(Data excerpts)
........
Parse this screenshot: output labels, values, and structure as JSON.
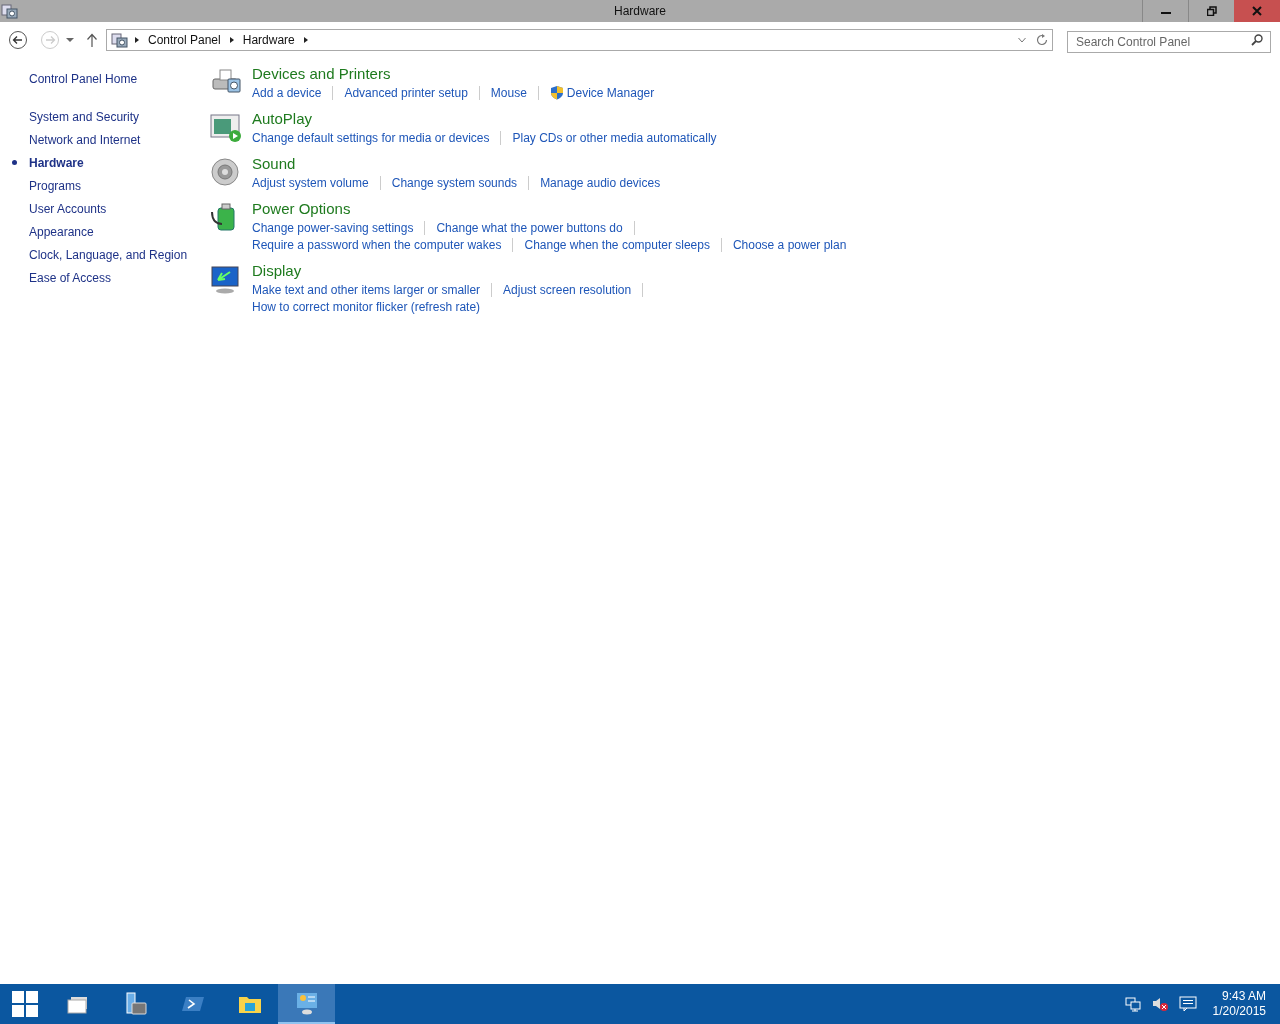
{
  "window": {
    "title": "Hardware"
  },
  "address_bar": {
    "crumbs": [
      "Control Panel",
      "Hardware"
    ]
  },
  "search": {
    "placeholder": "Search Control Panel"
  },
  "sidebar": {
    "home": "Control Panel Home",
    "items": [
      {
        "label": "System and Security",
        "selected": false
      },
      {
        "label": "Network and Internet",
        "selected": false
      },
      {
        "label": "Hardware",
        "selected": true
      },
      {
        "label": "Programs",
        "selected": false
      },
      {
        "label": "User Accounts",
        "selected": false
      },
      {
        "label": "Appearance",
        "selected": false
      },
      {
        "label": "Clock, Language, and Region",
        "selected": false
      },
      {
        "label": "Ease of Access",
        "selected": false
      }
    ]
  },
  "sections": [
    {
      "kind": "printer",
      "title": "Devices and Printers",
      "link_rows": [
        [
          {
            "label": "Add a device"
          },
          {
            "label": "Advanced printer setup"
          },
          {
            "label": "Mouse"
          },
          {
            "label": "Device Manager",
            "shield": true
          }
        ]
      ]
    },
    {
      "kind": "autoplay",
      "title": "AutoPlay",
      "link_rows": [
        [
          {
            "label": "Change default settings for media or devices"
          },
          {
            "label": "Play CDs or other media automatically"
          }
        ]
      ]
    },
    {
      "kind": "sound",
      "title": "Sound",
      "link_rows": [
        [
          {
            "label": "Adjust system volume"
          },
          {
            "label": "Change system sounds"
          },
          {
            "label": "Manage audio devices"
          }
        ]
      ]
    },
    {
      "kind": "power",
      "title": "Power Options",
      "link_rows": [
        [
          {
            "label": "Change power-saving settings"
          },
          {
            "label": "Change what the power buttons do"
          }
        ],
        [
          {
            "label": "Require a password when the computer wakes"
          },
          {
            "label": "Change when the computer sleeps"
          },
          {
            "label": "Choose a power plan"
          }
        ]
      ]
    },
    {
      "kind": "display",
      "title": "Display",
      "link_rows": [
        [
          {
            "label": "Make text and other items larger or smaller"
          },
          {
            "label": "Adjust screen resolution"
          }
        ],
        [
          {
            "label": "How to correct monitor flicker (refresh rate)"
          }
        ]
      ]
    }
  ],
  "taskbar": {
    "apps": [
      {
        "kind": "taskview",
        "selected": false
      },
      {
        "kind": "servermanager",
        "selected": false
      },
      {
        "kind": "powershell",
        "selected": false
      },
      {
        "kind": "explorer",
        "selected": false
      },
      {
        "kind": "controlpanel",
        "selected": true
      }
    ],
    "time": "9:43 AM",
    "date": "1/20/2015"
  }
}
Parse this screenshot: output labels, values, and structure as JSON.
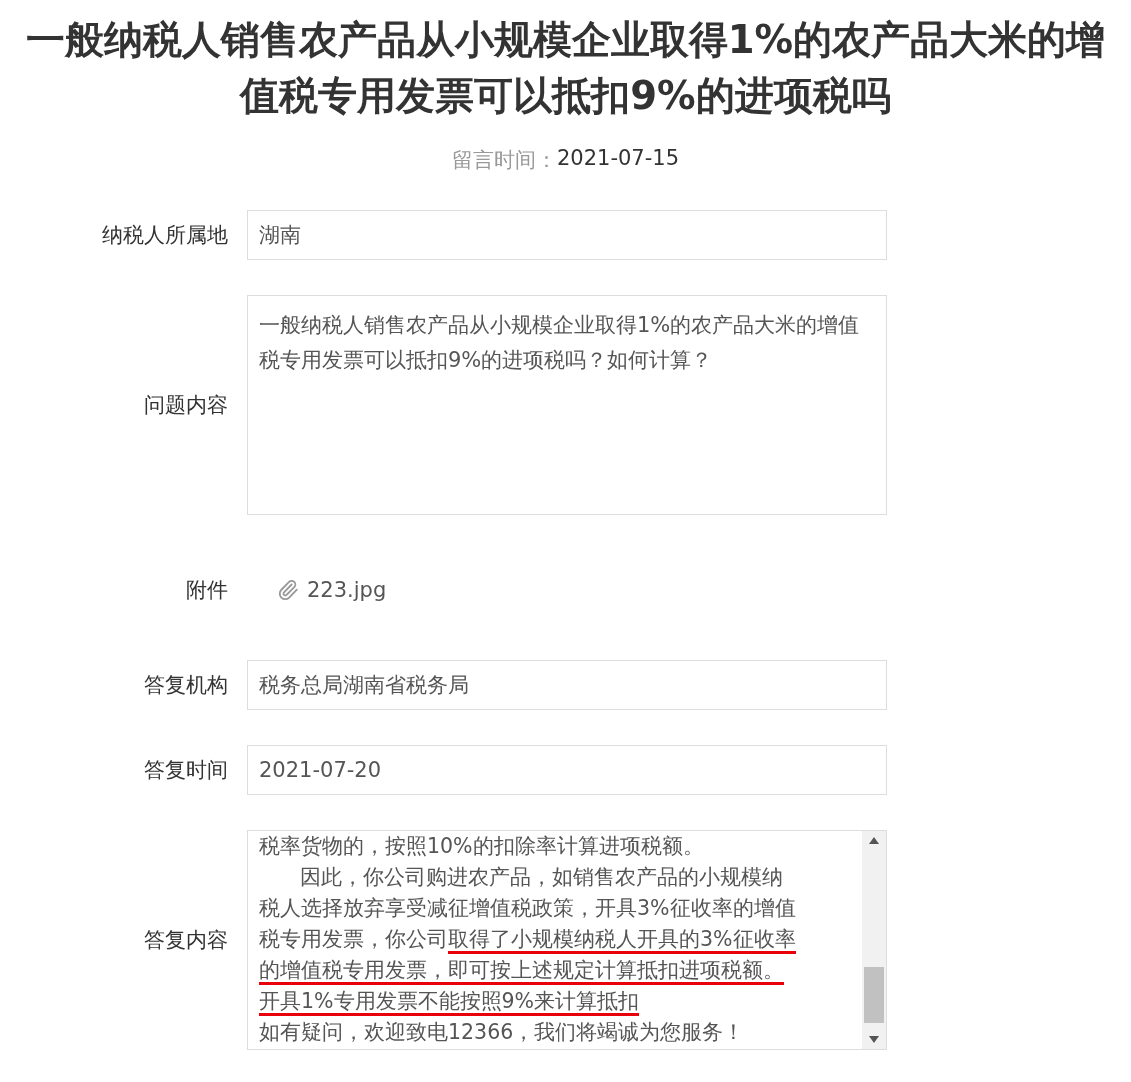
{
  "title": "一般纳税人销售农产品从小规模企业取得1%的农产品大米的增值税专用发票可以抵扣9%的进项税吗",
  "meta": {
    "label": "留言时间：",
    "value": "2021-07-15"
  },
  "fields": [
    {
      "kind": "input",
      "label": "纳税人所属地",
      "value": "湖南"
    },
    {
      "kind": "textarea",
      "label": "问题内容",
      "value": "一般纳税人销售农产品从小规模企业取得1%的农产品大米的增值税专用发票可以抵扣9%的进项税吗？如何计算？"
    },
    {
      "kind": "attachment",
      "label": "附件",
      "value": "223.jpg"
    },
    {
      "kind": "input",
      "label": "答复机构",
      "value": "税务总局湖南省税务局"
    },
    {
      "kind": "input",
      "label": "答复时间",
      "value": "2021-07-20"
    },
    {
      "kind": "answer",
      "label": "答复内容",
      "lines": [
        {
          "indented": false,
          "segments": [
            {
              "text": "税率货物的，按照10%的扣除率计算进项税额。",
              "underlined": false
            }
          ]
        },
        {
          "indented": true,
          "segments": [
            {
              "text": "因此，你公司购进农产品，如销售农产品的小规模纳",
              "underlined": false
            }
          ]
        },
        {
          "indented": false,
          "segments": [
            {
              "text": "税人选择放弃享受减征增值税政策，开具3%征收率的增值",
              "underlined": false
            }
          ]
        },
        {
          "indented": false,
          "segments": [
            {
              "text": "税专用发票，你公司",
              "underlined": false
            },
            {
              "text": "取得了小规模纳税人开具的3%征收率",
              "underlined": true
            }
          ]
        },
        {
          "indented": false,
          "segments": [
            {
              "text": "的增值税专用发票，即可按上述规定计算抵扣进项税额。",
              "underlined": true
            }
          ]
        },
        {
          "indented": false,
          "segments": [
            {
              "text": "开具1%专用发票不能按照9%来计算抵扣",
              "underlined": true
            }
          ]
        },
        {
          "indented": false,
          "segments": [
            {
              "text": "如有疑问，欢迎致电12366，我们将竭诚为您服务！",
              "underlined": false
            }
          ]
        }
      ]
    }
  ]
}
........
#### Short exercise:
Search the listing for the string "items". Copy each line where it turns up.

#### Answer to the exercise:
    "items": [
            "label": "Make text and other items larger or smaller"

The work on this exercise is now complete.